--- start EXERCISE MATERIAL ---

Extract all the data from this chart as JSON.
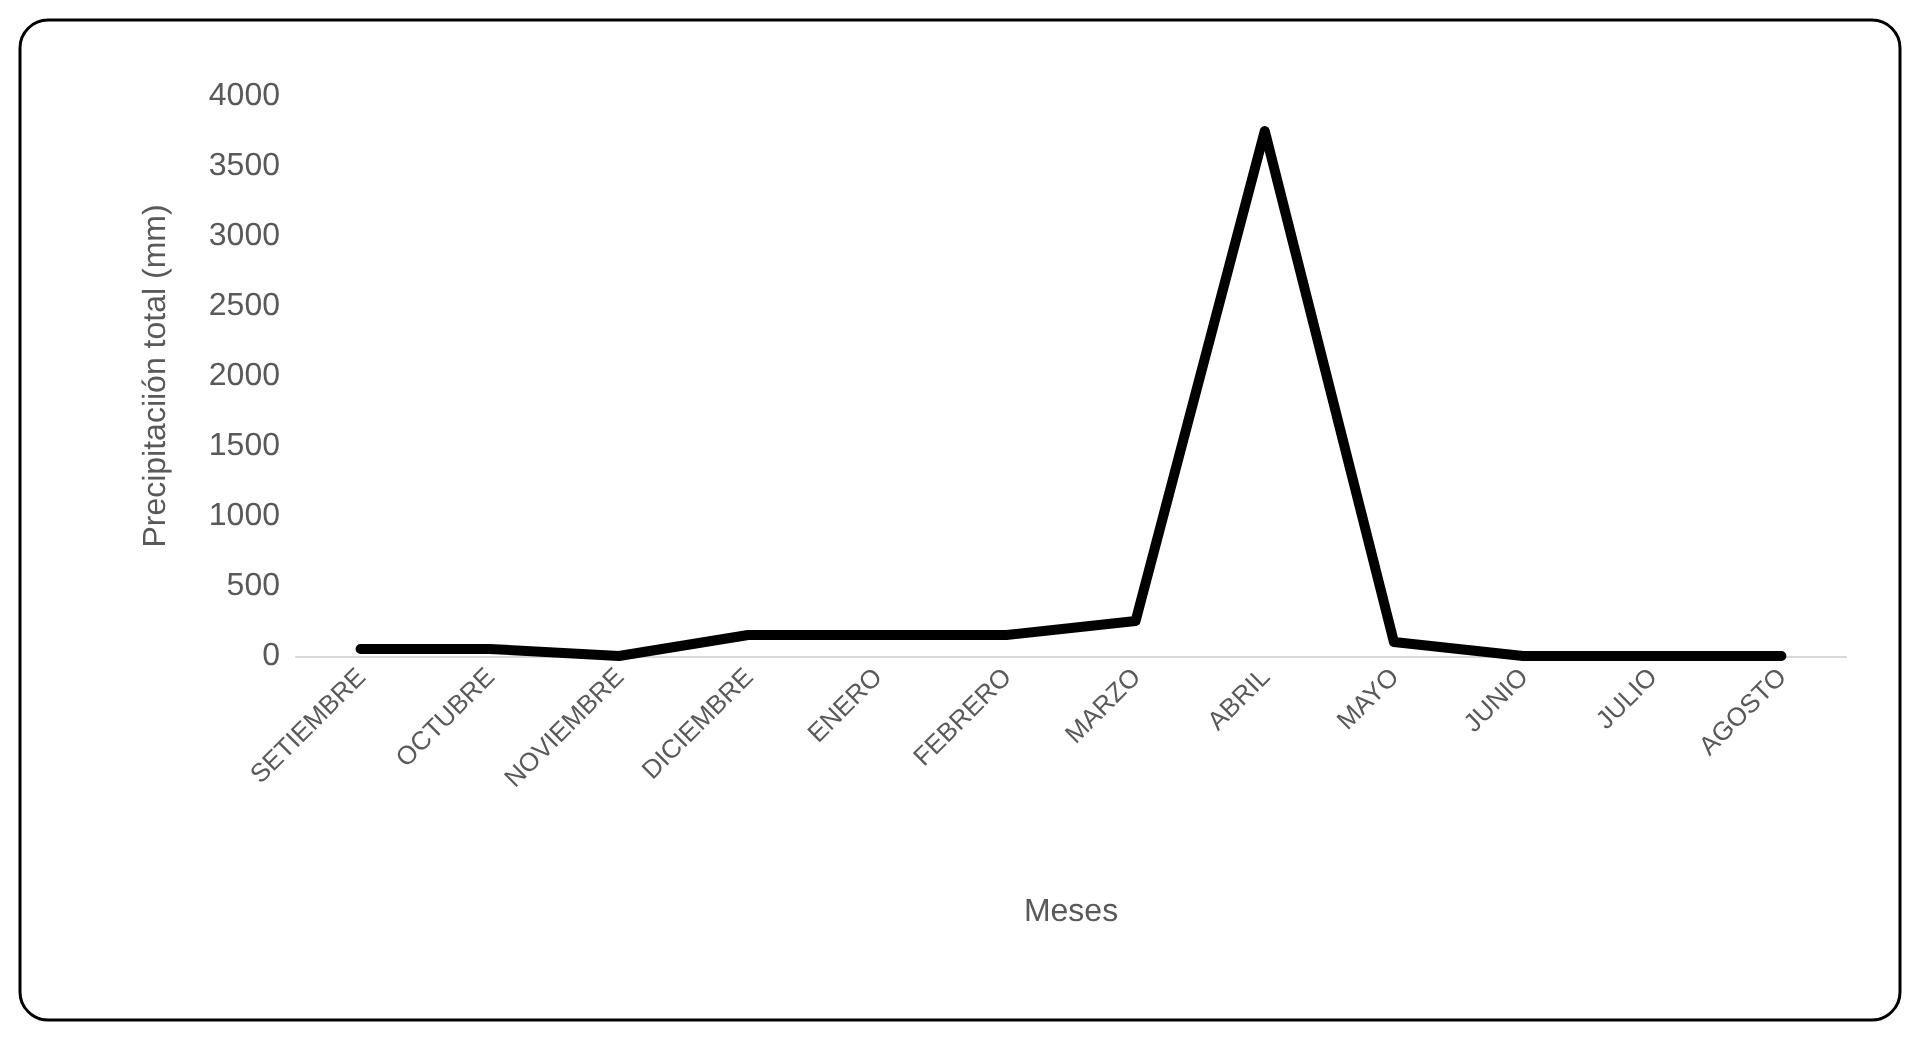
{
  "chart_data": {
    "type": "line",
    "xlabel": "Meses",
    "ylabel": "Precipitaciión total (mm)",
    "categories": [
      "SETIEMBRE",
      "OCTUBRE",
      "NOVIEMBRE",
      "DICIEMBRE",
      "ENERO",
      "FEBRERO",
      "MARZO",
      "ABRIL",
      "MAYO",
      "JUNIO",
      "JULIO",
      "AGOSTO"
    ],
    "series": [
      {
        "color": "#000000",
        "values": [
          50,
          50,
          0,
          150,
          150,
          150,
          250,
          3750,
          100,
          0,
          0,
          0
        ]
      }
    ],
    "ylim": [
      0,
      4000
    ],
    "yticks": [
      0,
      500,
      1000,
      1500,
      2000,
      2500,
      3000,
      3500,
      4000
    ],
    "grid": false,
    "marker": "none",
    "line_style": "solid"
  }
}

--- end EXERCISE MATERIAL ---

■ **GIVEN INSTRUCTION**:
Copy every line of the data word for word, omitting the images.

■ **EXERCISE ANSWER**:
Extract all the data from this chart as JSON.
{
  "chart_data": {
    "type": "line",
    "xlabel": "Meses",
    "ylabel": "Precipitaciión total (mm)",
    "categories": [
      "SETIEMBRE",
      "OCTUBRE",
      "NOVIEMBRE",
      "DICIEMBRE",
      "ENERO",
      "FEBRERO",
      "MARZO",
      "ABRIL",
      "MAYO",
      "JUNIO",
      "JULIO",
      "AGOSTO"
    ],
    "series": [
      {
        "color": "#000000",
        "values": [
          50,
          50,
          0,
          150,
          150,
          150,
          250,
          3750,
          100,
          0,
          0,
          0
        ]
      }
    ],
    "ylim": [
      0,
      4000
    ],
    "yticks": [
      0,
      500,
      1000,
      1500,
      2000,
      2500,
      3000,
      3500,
      4000
    ],
    "grid": false,
    "marker": "none",
    "line_style": "solid"
  }
}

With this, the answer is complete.